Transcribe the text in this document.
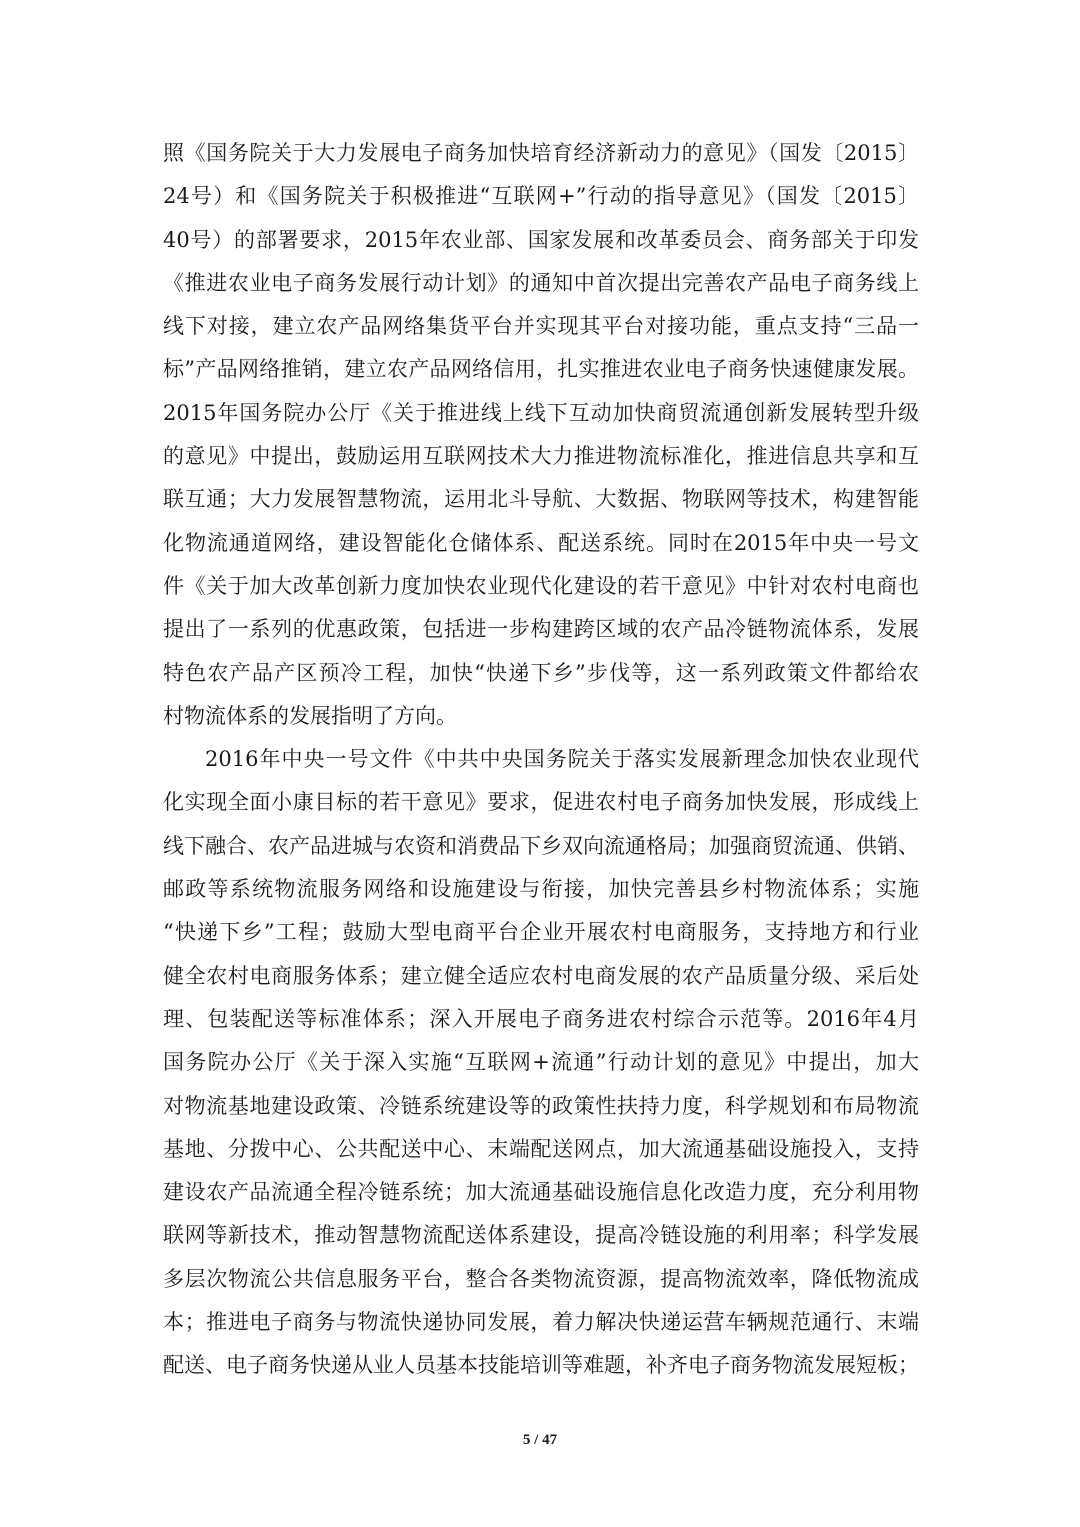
照《国务院关于大力发展电子商务加快培育经济新动力的意见》（国发〔2015〕
24号）和《国务院关于积极推进“互联网+”行动的指导意见》（国发〔2015〕
40号）的部署要求，2015年农业部、国家发展和改革委员会、商务部关于印发
《推进农业电子商务发展行动计划》的通知中首次提出完善农产品电子商务线上
线下对接，建立农产品网络集货平台并实现其平台对接功能，重点支持“三品一
标”产品网络推销，建立农产品网络信用，扎实推进农业电子商务快速健康发展。
2015年国务院办公厅《关于推进线上线下互动加快商贸流通创新发展转型升级
的意见》中提出，鼓励运用互联网技术大力推进物流标准化，推进信息共享和互
联互通；大力发展智慧物流，运用北斗导航、大数据、物联网等技术，构建智能
化物流通道网络，建设智能化仓储体系、配送系统。同时在2015年中央一号文
件《关于加大改革创新力度加快农业现代化建设的若干意见》中针对农村电商也
提出了一系列的优惠政策，包括进一步构建跨区域的农产品冷链物流体系，发展
特色农产品产区预冷工程，加快“快递下乡”步伐等，这一系列政策文件都给农
村物流体系的发展指明了方向。
2016年中央一号文件《中共中央国务院关于落实发展新理念加快农业现代
化实现全面小康目标的若干意见》要求，促进农村电子商务加快发展，形成线上
线下融合、农产品进城与农资和消费品下乡双向流通格局；加强商贸流通、供销、
邮政等系统物流服务网络和设施建设与衔接，加快完善县乡村物流体系；实施
“快递下乡”工程；鼓励大型电商平台企业开展农村电商服务，支持地方和行业
健全农村电商服务体系；建立健全适应农村电商发展的农产品质量分级、采后处
理、包装配送等标准体系；深入开展电子商务进农村综合示范等。2016年4月
国务院办公厅《关于深入实施“互联网+流通”行动计划的意见》中提出，加大
对物流基地建设政策、冷链系统建设等的政策性扶持力度，科学规划和布局物流
基地、分拨中心、公共配送中心、末端配送网点，加大流通基础设施投入，支持
建设农产品流通全程冷链系统；加大流通基础设施信息化改造力度，充分利用物
联网等新技术，推动智慧物流配送体系建设，提高冷链设施的利用率；科学发展
多层次物流公共信息服务平台，整合各类物流资源，提高物流效率，降低物流成
本；推进电子商务与物流快递协同发展，着力解决快递运营车辆规范通行、末端
配送、电子商务快递从业人员基本技能培训等难题，补齐电子商务物流发展短板；
5 / 47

━━━━━━━━━━━━━━━━━━━━

#### INSTRUCTIONS FOR THE TASK
Select and copy every line of the listing with the word "快递下乡".

#### ANSWER IN FULL
特色农产品产区预冷工程，加快“快递下乡”步伐等，这一系列政策文件都给农
“快递下乡”工程；鼓励大型电商平台企业开展农村电商服务，支持地方和行业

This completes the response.